PROBLEM TO SOLVE »
Below is a set of records; print all of them exactly as written.

SOURCE MATERIAL »

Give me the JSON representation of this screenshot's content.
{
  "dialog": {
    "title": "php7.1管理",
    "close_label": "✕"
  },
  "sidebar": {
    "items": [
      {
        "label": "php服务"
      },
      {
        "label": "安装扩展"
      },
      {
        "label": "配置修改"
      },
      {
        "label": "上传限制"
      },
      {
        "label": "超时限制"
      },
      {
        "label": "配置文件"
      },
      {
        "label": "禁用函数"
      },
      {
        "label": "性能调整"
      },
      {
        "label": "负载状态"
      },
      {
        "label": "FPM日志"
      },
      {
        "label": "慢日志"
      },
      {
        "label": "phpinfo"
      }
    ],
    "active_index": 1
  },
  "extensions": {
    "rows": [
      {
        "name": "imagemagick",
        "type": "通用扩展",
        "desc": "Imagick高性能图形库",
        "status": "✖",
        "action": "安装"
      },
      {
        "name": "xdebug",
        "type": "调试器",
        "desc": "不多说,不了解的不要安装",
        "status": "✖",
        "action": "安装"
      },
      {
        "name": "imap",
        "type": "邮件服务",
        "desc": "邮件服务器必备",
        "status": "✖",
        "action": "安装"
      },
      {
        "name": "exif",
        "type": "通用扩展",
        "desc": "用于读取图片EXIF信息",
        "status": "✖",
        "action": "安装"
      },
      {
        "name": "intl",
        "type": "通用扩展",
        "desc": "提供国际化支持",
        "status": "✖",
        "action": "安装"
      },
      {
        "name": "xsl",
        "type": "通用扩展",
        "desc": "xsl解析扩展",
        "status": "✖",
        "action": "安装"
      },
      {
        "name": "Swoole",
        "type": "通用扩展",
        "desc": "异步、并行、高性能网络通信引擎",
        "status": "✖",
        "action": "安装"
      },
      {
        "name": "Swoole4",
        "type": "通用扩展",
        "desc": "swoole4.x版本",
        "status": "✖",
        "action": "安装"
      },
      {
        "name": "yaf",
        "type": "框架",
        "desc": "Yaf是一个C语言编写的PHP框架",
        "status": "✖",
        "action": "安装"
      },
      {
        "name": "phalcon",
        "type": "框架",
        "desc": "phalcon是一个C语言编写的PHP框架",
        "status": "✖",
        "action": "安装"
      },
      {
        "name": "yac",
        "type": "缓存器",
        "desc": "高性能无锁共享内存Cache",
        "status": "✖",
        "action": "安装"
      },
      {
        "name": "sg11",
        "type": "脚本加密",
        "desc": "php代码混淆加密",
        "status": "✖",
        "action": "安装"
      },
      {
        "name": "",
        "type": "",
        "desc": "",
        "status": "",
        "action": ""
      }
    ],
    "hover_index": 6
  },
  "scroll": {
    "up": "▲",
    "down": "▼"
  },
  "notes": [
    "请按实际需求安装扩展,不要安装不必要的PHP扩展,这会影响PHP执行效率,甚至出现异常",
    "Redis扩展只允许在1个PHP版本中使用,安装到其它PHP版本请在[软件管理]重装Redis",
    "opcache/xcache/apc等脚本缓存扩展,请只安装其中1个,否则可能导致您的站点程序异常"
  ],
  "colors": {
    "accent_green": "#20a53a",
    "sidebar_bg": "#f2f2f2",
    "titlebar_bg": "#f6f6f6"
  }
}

WRITTEN ANSWER »
Give me the JSON representation of this screenshot's content.
{
  "dialog": {
    "title": "php7.1管理",
    "close_label": "✕"
  },
  "sidebar": {
    "items": [
      {
        "label": "php服务"
      },
      {
        "label": "安装扩展"
      },
      {
        "label": "配置修改"
      },
      {
        "label": "上传限制"
      },
      {
        "label": "超时限制"
      },
      {
        "label": "配置文件"
      },
      {
        "label": "禁用函数"
      },
      {
        "label": "性能调整"
      },
      {
        "label": "负载状态"
      },
      {
        "label": "FPM日志"
      },
      {
        "label": "慢日志"
      },
      {
        "label": "phpinfo"
      }
    ],
    "active_index": 1
  },
  "extensions": {
    "rows": [
      {
        "name": "imagemagick",
        "type": "通用扩展",
        "desc": "Imagick高性能图形库",
        "status": "✖",
        "action": "安装"
      },
      {
        "name": "xdebug",
        "type": "调试器",
        "desc": "不多说,不了解的不要安装",
        "status": "✖",
        "action": "安装"
      },
      {
        "name": "imap",
        "type": "邮件服务",
        "desc": "邮件服务器必备",
        "status": "✖",
        "action": "安装"
      },
      {
        "name": "exif",
        "type": "通用扩展",
        "desc": "用于读取图片EXIF信息",
        "status": "✖",
        "action": "安装"
      },
      {
        "name": "intl",
        "type": "通用扩展",
        "desc": "提供国际化支持",
        "status": "✖",
        "action": "安装"
      },
      {
        "name": "xsl",
        "type": "通用扩展",
        "desc": "xsl解析扩展",
        "status": "✖",
        "action": "安装"
      },
      {
        "name": "Swoole",
        "type": "通用扩展",
        "desc": "异步、并行、高性能网络通信引擎",
        "status": "✖",
        "action": "安装"
      },
      {
        "name": "Swoole4",
        "type": "通用扩展",
        "desc": "swoole4.x版本",
        "status": "✖",
        "action": "安装"
      },
      {
        "name": "yaf",
        "type": "框架",
        "desc": "Yaf是一个C语言编写的PHP框架",
        "status": "✖",
        "action": "安装"
      },
      {
        "name": "phalcon",
        "type": "框架",
        "desc": "phalcon是一个C语言编写的PHP框架",
        "status": "✖",
        "action": "安装"
      },
      {
        "name": "yac",
        "type": "缓存器",
        "desc": "高性能无锁共享内存Cache",
        "status": "✖",
        "action": "安装"
      },
      {
        "name": "sg11",
        "type": "脚本加密",
        "desc": "php代码混淆加密",
        "status": "✖",
        "action": "安装"
      },
      {
        "name": "",
        "type": "",
        "desc": "",
        "status": "",
        "action": ""
      }
    ],
    "hover_index": 6
  },
  "scroll": {
    "up": "▲",
    "down": "▼"
  },
  "notes": [
    "请按实际需求安装扩展,不要安装不必要的PHP扩展,这会影响PHP执行效率,甚至出现异常",
    "Redis扩展只允许在1个PHP版本中使用,安装到其它PHP版本请在[软件管理]重装Redis",
    "opcache/xcache/apc等脚本缓存扩展,请只安装其中1个,否则可能导致您的站点程序异常"
  ],
  "colors": {
    "accent_green": "#20a53a",
    "sidebar_bg": "#f2f2f2",
    "titlebar_bg": "#f6f6f6"
  }
}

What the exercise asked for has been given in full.